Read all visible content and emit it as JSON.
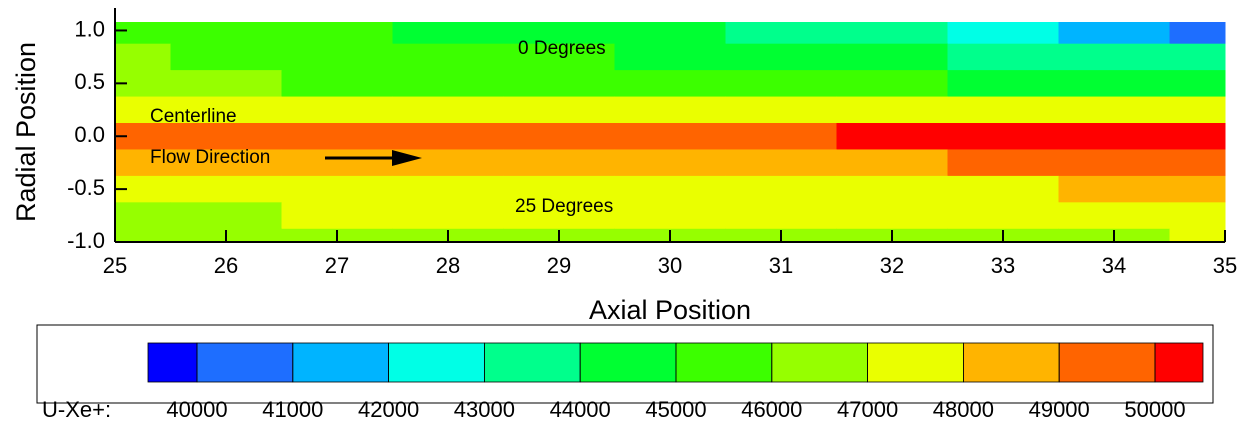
{
  "chart_data": {
    "type": "contour",
    "xlabel": "Axial Position",
    "ylabel": "Radial Position",
    "xlim": [
      25,
      35
    ],
    "ylim": [
      -1,
      1.08
    ],
    "xticks": [
      25,
      26,
      27,
      28,
      29,
      30,
      31,
      32,
      33,
      34,
      35
    ],
    "yticks": [
      {
        "value": -1,
        "label": "-1.0"
      },
      {
        "value": -0.5,
        "label": "-0.5"
      },
      {
        "value": 0,
        "label": "0.0"
      },
      {
        "value": 0.5,
        "label": "0.5"
      },
      {
        "value": 1,
        "label": "1.0"
      }
    ],
    "x": [
      25,
      26,
      27,
      28,
      29,
      30,
      31,
      32,
      33,
      34,
      35
    ],
    "y": [
      1,
      0.75,
      0.5,
      0.25,
      0,
      -0.25,
      -0.5,
      -0.75,
      -1
    ],
    "z": [
      [
        45500,
        45200,
        45000,
        44800,
        44500,
        44000,
        43500,
        43000,
        42000,
        41000,
        40500
      ],
      [
        46000,
        45800,
        45500,
        45200,
        45000,
        44800,
        44500,
        44200,
        43800,
        43500,
        43000
      ],
      [
        46200,
        46000,
        45800,
        45600,
        45500,
        45300,
        45100,
        45000,
        44800,
        44600,
        44500
      ],
      [
        47200,
        47100,
        47000,
        47000,
        47100,
        47200,
        47300,
        47500,
        47600,
        47700,
        47800
      ],
      [
        49000,
        49100,
        49200,
        49300,
        49400,
        49600,
        49800,
        50100,
        50200,
        50300,
        50400
      ],
      [
        48200,
        48300,
        48400,
        48500,
        48600,
        48700,
        48800,
        48900,
        49000,
        49100,
        49200
      ],
      [
        47300,
        47300,
        47400,
        47400,
        47500,
        47600,
        47700,
        47800,
        47900,
        48000,
        48100
      ],
      [
        46800,
        46900,
        47000,
        47000,
        47100,
        47200,
        47200,
        47300,
        47300,
        47400,
        47500
      ],
      [
        46200,
        46300,
        46400,
        46500,
        46600,
        46700,
        46800,
        46800,
        46900,
        46900,
        47000
      ]
    ],
    "annotations": [
      "0 Degrees",
      "Centerline",
      "Flow Direction",
      "25 Degrees"
    ],
    "colorbar": {
      "label": "U-Xe+:",
      "levels": [
        40000,
        41000,
        42000,
        43000,
        44000,
        45000,
        46000,
        47000,
        48000,
        49000,
        50000
      ],
      "colors": [
        "#0000ff",
        "#1e6eff",
        "#00b4ff",
        "#00ffe6",
        "#00ff8c",
        "#00ff32",
        "#3cff00",
        "#96ff00",
        "#eaff00",
        "#ffb400",
        "#ff6400",
        "#ff0000"
      ]
    }
  }
}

* * * * * * * * *

**Problem to work on**
Set the listing down in full and exactly. Pictures within it should not appear in the copy.

**Completed exercise**
Read all visible content and emit it as JSON.
{
  "chart_data": {
    "type": "contour",
    "xlabel": "Axial Position",
    "ylabel": "Radial Position",
    "xlim": [
      25,
      35
    ],
    "ylim": [
      -1,
      1.08
    ],
    "xticks": [
      25,
      26,
      27,
      28,
      29,
      30,
      31,
      32,
      33,
      34,
      35
    ],
    "yticks": [
      {
        "value": -1,
        "label": "-1.0"
      },
      {
        "value": -0.5,
        "label": "-0.5"
      },
      {
        "value": 0,
        "label": "0.0"
      },
      {
        "value": 0.5,
        "label": "0.5"
      },
      {
        "value": 1,
        "label": "1.0"
      }
    ],
    "x": [
      25,
      26,
      27,
      28,
      29,
      30,
      31,
      32,
      33,
      34,
      35
    ],
    "y": [
      1,
      0.75,
      0.5,
      0.25,
      0,
      -0.25,
      -0.5,
      -0.75,
      -1
    ],
    "z": [
      [
        45500,
        45200,
        45000,
        44800,
        44500,
        44000,
        43500,
        43000,
        42000,
        41000,
        40500
      ],
      [
        46000,
        45800,
        45500,
        45200,
        45000,
        44800,
        44500,
        44200,
        43800,
        43500,
        43000
      ],
      [
        46200,
        46000,
        45800,
        45600,
        45500,
        45300,
        45100,
        45000,
        44800,
        44600,
        44500
      ],
      [
        47200,
        47100,
        47000,
        47000,
        47100,
        47200,
        47300,
        47500,
        47600,
        47700,
        47800
      ],
      [
        49000,
        49100,
        49200,
        49300,
        49400,
        49600,
        49800,
        50100,
        50200,
        50300,
        50400
      ],
      [
        48200,
        48300,
        48400,
        48500,
        48600,
        48700,
        48800,
        48900,
        49000,
        49100,
        49200
      ],
      [
        47300,
        47300,
        47400,
        47400,
        47500,
        47600,
        47700,
        47800,
        47900,
        48000,
        48100
      ],
      [
        46800,
        46900,
        47000,
        47000,
        47100,
        47200,
        47200,
        47300,
        47300,
        47400,
        47500
      ],
      [
        46200,
        46300,
        46400,
        46500,
        46600,
        46700,
        46800,
        46800,
        46900,
        46900,
        47000
      ]
    ],
    "annotations": [
      "0 Degrees",
      "Centerline",
      "Flow Direction",
      "25 Degrees"
    ],
    "colorbar": {
      "label": "U-Xe+:",
      "levels": [
        40000,
        41000,
        42000,
        43000,
        44000,
        45000,
        46000,
        47000,
        48000,
        49000,
        50000
      ],
      "colors": [
        "#0000ff",
        "#1e6eff",
        "#00b4ff",
        "#00ffe6",
        "#00ff8c",
        "#00ff32",
        "#3cff00",
        "#96ff00",
        "#eaff00",
        "#ffb400",
        "#ff6400",
        "#ff0000"
      ]
    }
  }
}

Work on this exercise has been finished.